Start of Block

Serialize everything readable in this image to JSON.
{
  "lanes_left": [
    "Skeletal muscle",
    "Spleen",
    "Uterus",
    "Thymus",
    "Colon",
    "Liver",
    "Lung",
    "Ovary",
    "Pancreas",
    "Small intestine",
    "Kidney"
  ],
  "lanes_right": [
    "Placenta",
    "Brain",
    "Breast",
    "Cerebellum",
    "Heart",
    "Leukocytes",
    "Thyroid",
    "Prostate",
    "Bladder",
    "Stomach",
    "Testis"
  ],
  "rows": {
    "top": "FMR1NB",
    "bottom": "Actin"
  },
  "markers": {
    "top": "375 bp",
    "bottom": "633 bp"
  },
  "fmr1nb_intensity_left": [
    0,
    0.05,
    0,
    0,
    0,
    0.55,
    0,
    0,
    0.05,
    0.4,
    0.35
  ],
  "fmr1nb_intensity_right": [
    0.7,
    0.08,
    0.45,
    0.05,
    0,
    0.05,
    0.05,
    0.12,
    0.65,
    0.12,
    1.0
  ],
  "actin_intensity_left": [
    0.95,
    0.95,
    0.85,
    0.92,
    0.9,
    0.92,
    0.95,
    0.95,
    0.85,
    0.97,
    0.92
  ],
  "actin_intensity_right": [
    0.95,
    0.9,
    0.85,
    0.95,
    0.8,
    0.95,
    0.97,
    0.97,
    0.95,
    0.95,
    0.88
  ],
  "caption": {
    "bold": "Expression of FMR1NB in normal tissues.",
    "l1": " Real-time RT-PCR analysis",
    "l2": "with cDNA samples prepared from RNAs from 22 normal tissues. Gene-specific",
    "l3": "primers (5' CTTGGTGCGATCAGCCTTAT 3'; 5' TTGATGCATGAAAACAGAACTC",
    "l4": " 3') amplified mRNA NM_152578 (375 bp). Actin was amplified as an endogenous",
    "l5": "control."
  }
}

End of Block

## Problem
Only an exact retyping of the full data will do.

## Completed exercise
Serialize everything readable in this image to JSON.
{
  "lanes_left": [
    "Skeletal muscle",
    "Spleen",
    "Uterus",
    "Thymus",
    "Colon",
    "Liver",
    "Lung",
    "Ovary",
    "Pancreas",
    "Small intestine",
    "Kidney"
  ],
  "lanes_right": [
    "Placenta",
    "Brain",
    "Breast",
    "Cerebellum",
    "Heart",
    "Leukocytes",
    "Thyroid",
    "Prostate",
    "Bladder",
    "Stomach",
    "Testis"
  ],
  "rows": {
    "top": "FMR1NB",
    "bottom": "Actin"
  },
  "markers": {
    "top": "375 bp",
    "bottom": "633 bp"
  },
  "fmr1nb_intensity_left": [
    0,
    0.05,
    0,
    0,
    0,
    0.55,
    0,
    0,
    0.05,
    0.4,
    0.35
  ],
  "fmr1nb_intensity_right": [
    0.7,
    0.08,
    0.45,
    0.05,
    0,
    0.05,
    0.05,
    0.12,
    0.65,
    0.12,
    1.0
  ],
  "actin_intensity_left": [
    0.95,
    0.95,
    0.85,
    0.92,
    0.9,
    0.92,
    0.95,
    0.95,
    0.85,
    0.97,
    0.92
  ],
  "actin_intensity_right": [
    0.95,
    0.9,
    0.85,
    0.95,
    0.8,
    0.95,
    0.97,
    0.97,
    0.95,
    0.95,
    0.88
  ],
  "caption": {
    "bold": "Expression of FMR1NB in normal tissues.",
    "l1": " Real-time RT-PCR analysis",
    "l2": "with cDNA samples prepared from RNAs from 22 normal tissues. Gene-specific",
    "l3": "primers (5' CTTGGTGCGATCAGCCTTAT 3'; 5' TTGATGCATGAAAACAGAACTC",
    "l4": " 3') amplified mRNA NM_152578 (375 bp). Actin was amplified as an endogenous",
    "l5": "control."
  }
}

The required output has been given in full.